*Directions for this task*: Restate, word for word, every line of the data.

"""

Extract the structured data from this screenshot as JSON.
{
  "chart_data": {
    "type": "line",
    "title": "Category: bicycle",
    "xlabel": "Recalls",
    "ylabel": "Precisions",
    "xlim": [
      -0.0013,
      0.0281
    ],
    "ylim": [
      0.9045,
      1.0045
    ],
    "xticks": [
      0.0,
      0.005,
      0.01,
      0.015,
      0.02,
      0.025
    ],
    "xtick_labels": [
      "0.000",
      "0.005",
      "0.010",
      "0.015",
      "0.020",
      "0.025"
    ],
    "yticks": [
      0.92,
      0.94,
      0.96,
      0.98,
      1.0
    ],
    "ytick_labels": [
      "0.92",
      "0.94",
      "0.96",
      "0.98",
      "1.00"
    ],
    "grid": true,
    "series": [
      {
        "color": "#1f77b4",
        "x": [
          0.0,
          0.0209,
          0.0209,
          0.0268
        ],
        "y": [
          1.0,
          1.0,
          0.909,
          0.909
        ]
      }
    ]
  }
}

"""

*Task result*:
Extract the structured data from this screenshot as JSON.
{
  "chart_data": {
    "type": "line",
    "title": "Category: bicycle",
    "xlabel": "Recalls",
    "ylabel": "Precisions",
    "xlim": [
      -0.0013,
      0.0281
    ],
    "ylim": [
      0.9045,
      1.0045
    ],
    "xticks": [
      0.0,
      0.005,
      0.01,
      0.015,
      0.02,
      0.025
    ],
    "xtick_labels": [
      "0.000",
      "0.005",
      "0.010",
      "0.015",
      "0.020",
      "0.025"
    ],
    "yticks": [
      0.92,
      0.94,
      0.96,
      0.98,
      1.0
    ],
    "ytick_labels": [
      "0.92",
      "0.94",
      "0.96",
      "0.98",
      "1.00"
    ],
    "grid": true,
    "series": [
      {
        "color": "#1f77b4",
        "x": [
          0.0,
          0.0209,
          0.0209,
          0.0268
        ],
        "y": [
          1.0,
          1.0,
          0.909,
          0.909
        ]
      }
    ]
  }
}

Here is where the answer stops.